Figure contents as structured data ->
◇ ◇ ◇
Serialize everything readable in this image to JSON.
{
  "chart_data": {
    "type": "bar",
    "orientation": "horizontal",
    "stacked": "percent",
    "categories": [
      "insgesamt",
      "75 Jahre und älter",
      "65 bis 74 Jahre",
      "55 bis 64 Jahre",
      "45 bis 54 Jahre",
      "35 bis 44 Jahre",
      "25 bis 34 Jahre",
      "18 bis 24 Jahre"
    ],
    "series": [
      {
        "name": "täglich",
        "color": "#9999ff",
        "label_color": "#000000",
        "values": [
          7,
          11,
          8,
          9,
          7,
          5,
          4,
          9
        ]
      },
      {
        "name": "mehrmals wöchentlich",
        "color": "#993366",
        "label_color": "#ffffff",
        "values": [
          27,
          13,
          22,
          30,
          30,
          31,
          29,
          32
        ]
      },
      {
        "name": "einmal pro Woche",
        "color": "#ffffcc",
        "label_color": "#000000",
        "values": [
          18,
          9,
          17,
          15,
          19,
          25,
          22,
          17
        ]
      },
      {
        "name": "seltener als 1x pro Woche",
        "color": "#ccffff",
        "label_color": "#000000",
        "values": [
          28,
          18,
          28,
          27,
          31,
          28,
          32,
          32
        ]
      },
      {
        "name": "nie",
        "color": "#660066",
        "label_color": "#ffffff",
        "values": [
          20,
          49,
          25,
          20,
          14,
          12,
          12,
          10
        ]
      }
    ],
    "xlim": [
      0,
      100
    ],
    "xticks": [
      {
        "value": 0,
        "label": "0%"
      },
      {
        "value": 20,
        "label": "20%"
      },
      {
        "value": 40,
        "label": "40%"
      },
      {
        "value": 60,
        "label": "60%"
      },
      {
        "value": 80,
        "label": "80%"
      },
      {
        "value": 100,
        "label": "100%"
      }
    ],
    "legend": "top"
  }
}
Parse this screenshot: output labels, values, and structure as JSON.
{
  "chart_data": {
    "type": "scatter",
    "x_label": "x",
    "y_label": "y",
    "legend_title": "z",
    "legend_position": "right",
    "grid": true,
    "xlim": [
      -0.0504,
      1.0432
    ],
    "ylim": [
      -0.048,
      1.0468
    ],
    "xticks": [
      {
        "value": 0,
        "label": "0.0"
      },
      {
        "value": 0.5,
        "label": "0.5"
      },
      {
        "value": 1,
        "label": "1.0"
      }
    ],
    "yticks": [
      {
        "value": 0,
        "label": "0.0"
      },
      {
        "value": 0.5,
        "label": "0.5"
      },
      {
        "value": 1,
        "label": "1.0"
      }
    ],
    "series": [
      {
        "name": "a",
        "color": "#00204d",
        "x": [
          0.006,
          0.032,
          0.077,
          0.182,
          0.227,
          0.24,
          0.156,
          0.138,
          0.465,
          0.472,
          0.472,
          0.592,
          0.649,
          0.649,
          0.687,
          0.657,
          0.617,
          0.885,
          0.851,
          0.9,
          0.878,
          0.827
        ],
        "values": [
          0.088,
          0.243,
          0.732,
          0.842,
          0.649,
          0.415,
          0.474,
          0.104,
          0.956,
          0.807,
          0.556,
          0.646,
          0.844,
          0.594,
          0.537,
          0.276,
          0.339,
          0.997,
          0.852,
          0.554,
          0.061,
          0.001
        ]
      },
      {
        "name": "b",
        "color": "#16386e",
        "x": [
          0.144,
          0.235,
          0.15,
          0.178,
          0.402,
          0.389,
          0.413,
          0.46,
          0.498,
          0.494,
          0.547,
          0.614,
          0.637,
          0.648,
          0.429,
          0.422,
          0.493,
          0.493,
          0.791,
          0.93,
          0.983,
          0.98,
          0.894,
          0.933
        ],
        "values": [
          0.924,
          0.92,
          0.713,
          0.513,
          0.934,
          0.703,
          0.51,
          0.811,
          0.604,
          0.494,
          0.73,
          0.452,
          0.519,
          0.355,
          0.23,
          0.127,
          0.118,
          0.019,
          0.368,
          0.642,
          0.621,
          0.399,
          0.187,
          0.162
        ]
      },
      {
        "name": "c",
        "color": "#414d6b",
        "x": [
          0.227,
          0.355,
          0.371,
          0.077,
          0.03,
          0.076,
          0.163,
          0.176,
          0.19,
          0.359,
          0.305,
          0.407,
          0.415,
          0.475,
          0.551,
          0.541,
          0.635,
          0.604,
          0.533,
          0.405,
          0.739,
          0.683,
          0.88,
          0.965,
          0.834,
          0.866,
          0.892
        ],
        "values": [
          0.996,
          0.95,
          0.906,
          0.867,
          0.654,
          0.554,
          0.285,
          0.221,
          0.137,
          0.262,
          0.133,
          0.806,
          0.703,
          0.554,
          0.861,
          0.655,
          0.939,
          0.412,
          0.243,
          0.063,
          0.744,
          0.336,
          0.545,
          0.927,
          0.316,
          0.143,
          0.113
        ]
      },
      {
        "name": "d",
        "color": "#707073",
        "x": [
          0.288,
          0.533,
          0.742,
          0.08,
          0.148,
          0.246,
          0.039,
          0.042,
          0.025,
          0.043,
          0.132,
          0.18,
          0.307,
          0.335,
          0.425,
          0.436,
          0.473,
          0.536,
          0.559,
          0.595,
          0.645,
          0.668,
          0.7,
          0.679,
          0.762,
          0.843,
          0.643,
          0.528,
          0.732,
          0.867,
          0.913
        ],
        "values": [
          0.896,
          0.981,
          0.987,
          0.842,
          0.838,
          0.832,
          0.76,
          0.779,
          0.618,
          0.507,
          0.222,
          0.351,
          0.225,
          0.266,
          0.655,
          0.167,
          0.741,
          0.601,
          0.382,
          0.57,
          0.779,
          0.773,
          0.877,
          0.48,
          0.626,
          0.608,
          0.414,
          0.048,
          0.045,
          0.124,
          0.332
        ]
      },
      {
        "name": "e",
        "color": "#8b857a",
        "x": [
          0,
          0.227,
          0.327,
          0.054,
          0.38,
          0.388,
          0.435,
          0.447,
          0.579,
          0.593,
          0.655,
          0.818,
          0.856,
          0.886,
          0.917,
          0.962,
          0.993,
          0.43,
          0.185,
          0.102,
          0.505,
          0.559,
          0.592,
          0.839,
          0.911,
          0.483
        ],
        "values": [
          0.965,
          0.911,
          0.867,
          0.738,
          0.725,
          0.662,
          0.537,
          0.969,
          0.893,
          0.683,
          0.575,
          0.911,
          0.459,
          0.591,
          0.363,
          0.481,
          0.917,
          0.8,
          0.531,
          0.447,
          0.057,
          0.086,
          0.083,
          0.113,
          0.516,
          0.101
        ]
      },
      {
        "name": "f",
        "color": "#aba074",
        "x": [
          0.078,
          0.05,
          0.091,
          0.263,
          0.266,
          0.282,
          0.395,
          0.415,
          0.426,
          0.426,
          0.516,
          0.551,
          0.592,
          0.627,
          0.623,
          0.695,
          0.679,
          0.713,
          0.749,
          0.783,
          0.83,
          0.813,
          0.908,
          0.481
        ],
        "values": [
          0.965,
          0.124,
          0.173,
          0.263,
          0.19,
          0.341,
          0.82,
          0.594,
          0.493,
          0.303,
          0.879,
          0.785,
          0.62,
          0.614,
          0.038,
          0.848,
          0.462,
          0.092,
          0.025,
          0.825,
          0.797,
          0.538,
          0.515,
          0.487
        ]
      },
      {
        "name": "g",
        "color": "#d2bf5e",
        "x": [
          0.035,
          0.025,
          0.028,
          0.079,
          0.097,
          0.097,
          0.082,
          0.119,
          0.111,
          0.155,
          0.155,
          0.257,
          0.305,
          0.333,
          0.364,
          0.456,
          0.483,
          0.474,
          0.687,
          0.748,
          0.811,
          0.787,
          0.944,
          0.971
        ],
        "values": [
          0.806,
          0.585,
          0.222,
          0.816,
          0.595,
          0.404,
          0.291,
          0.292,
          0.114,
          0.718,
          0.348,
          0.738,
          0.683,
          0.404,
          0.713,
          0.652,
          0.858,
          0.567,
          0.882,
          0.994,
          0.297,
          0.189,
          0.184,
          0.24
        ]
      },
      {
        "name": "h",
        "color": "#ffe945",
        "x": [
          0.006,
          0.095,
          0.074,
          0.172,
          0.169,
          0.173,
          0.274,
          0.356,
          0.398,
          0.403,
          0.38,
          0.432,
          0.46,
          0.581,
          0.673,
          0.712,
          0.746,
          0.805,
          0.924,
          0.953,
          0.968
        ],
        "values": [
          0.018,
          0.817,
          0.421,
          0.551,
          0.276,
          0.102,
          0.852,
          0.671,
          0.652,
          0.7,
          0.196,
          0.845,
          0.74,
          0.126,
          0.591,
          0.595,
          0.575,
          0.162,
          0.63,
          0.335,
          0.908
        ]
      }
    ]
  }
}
◇ ◇ ◇
Required work ->
Search the data above for lines holding "JSON" and copy each of them.

Finished task ->
Serialize everything readable in this image to JSON.
Parse this screenshot: output labels, values, and structure as JSON.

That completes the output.